▸ AIM OF THE EXERCISE: How many of the lines below contain "Preços"? Answer with that number alone.

**** RECORD LIST

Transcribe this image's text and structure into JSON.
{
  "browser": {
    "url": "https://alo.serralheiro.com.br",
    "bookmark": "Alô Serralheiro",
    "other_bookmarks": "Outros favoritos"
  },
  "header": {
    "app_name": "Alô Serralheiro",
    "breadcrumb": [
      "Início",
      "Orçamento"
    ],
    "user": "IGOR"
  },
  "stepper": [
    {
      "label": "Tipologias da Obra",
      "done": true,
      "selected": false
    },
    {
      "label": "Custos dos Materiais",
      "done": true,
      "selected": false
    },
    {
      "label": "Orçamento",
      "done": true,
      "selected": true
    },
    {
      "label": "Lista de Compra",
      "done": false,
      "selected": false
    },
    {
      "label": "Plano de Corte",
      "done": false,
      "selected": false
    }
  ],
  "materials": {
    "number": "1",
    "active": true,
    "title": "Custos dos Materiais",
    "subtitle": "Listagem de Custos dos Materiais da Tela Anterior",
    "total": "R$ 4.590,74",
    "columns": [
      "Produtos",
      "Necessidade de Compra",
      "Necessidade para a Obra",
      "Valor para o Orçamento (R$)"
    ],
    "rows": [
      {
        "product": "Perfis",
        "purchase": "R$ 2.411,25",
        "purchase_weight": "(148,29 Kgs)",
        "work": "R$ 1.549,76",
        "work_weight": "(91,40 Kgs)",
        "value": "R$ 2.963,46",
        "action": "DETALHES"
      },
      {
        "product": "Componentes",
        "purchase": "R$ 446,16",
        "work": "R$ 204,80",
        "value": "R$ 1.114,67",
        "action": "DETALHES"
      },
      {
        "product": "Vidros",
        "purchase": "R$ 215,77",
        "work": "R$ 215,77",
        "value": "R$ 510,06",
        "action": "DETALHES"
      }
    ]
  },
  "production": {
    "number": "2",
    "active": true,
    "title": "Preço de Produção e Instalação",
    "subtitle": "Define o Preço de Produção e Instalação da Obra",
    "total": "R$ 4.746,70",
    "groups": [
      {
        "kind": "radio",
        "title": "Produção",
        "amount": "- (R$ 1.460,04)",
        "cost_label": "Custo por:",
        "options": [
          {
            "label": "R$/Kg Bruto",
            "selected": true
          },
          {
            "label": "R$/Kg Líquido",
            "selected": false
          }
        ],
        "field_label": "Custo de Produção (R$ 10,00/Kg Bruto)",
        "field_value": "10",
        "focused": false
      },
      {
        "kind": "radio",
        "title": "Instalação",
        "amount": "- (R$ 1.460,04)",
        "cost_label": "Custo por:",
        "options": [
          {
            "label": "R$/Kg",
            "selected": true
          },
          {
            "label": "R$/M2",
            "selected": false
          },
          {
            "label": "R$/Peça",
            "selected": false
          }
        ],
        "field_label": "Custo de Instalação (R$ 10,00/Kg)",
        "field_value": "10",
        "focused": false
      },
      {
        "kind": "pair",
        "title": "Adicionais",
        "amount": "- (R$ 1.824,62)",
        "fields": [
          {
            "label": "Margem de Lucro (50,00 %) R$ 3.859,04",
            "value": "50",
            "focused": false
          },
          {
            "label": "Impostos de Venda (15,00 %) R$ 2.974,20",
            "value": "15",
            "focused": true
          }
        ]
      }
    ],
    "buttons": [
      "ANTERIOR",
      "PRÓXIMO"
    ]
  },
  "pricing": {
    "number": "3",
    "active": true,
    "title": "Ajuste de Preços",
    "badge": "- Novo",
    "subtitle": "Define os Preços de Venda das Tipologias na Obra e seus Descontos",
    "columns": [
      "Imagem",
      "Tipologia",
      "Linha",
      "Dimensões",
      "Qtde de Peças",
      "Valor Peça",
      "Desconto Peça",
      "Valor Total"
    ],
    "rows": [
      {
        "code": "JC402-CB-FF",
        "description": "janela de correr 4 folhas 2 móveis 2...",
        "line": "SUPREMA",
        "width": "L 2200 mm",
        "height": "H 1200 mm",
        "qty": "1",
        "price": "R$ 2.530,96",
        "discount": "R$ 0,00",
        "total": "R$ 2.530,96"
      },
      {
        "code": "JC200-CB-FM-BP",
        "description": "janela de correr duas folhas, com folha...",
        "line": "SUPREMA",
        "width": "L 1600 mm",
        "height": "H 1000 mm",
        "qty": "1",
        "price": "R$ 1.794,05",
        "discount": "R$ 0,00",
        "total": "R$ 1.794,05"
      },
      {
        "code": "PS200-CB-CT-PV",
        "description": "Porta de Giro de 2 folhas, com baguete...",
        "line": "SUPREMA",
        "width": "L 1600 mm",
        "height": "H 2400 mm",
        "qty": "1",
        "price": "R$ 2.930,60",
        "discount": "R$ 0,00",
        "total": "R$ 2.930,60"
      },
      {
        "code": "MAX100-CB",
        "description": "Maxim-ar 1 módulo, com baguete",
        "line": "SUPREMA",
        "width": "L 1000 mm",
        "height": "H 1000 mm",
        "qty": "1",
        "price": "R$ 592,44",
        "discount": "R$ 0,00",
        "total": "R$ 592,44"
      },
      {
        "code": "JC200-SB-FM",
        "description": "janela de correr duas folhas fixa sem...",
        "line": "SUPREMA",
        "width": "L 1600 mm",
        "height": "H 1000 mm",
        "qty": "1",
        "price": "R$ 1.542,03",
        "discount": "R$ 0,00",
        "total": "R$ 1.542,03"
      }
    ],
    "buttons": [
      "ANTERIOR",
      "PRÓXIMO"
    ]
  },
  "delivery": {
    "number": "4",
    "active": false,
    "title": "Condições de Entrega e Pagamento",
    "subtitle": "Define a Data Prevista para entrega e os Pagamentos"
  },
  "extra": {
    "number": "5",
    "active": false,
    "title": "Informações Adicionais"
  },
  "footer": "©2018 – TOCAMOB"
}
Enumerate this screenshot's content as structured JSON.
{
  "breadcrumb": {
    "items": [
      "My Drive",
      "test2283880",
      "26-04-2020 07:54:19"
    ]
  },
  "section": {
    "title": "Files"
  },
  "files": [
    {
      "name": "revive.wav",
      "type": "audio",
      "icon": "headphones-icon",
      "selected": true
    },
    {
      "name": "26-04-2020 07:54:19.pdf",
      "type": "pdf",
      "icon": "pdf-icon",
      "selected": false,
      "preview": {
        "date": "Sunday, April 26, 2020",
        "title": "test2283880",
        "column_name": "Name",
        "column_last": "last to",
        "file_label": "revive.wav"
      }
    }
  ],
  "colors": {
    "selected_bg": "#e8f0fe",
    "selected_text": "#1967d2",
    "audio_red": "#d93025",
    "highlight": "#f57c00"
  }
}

********
**** RECORD LIST

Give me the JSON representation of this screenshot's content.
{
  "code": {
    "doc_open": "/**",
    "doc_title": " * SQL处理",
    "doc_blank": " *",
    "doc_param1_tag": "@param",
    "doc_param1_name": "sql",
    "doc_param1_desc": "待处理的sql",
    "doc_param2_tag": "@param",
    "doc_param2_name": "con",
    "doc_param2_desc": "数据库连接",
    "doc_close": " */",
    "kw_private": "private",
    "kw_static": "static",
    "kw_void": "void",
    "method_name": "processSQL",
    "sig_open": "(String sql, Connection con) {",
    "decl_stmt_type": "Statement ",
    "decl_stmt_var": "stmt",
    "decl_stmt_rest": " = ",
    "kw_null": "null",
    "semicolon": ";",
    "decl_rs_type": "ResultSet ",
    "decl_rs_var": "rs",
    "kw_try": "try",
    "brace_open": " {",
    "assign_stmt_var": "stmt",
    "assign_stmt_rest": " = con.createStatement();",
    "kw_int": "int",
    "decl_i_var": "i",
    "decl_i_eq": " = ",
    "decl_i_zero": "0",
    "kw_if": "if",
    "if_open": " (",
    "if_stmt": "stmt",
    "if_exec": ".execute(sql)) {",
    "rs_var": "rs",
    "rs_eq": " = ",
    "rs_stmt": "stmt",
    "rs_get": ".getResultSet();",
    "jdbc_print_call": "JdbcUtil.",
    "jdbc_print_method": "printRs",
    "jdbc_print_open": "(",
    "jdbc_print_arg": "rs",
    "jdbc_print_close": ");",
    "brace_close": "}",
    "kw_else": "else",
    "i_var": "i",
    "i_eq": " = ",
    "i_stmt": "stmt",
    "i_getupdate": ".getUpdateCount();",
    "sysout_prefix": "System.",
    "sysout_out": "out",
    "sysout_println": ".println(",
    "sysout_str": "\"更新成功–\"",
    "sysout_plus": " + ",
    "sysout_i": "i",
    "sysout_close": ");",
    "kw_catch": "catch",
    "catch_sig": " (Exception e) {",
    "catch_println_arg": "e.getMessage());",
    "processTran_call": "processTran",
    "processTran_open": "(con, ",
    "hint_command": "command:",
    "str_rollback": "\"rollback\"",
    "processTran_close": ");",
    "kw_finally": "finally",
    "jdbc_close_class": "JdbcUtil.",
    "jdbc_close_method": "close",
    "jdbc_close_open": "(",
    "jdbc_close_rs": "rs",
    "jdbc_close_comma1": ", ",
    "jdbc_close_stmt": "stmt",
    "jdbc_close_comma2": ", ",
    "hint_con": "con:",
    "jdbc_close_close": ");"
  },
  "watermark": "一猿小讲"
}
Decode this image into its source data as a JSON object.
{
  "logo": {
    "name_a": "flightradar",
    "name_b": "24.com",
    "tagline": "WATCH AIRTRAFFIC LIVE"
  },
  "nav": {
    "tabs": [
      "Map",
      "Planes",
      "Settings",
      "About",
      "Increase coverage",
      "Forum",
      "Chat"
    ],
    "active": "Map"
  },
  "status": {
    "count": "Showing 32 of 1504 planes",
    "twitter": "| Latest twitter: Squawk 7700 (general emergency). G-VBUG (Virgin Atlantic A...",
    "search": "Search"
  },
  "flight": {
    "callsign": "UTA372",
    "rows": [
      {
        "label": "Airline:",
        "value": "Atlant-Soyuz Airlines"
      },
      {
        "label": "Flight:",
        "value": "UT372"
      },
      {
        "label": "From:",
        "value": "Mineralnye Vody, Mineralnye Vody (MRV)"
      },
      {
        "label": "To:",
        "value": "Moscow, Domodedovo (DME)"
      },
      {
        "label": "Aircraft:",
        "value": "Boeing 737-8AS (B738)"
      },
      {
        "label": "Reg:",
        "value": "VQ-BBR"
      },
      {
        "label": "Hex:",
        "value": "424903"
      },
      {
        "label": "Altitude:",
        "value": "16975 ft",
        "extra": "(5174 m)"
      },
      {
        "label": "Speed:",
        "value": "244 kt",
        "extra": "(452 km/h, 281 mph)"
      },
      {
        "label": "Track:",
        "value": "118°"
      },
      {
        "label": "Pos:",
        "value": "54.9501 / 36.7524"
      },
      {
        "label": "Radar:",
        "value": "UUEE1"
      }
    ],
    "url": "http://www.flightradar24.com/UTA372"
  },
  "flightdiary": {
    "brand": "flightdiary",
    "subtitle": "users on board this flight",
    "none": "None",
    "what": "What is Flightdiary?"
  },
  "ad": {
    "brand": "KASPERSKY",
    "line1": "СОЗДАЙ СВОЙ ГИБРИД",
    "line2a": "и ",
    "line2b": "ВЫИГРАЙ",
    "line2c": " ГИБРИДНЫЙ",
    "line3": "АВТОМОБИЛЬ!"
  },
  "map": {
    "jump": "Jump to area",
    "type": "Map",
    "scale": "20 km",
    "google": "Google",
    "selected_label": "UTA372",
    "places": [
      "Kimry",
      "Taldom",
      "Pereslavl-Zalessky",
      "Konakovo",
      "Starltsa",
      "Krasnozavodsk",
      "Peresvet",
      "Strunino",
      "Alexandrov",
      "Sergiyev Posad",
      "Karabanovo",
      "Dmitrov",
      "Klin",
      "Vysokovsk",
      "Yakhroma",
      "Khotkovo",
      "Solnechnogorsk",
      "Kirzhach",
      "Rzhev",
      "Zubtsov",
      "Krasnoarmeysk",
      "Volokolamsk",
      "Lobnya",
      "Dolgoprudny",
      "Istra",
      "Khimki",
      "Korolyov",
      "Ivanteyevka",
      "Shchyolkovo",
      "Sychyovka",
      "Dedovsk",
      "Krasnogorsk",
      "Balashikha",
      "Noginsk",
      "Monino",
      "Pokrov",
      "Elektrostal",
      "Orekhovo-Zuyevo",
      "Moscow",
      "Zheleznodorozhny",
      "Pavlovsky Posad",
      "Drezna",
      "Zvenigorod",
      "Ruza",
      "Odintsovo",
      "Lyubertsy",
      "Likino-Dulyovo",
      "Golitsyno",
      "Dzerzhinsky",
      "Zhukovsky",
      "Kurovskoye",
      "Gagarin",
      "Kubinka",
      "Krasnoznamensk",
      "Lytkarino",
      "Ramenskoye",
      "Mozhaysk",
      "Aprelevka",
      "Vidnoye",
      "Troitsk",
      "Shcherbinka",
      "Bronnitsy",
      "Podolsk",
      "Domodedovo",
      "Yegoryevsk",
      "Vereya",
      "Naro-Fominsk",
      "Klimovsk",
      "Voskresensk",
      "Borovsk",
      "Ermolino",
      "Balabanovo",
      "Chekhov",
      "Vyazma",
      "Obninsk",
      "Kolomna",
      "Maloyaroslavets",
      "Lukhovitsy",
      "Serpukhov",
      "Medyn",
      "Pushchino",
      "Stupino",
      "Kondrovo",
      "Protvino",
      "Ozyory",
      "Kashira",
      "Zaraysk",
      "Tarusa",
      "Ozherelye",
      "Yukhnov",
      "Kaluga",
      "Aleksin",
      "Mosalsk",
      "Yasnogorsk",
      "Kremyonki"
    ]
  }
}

********

▸ SOLVED PROBLEM: 2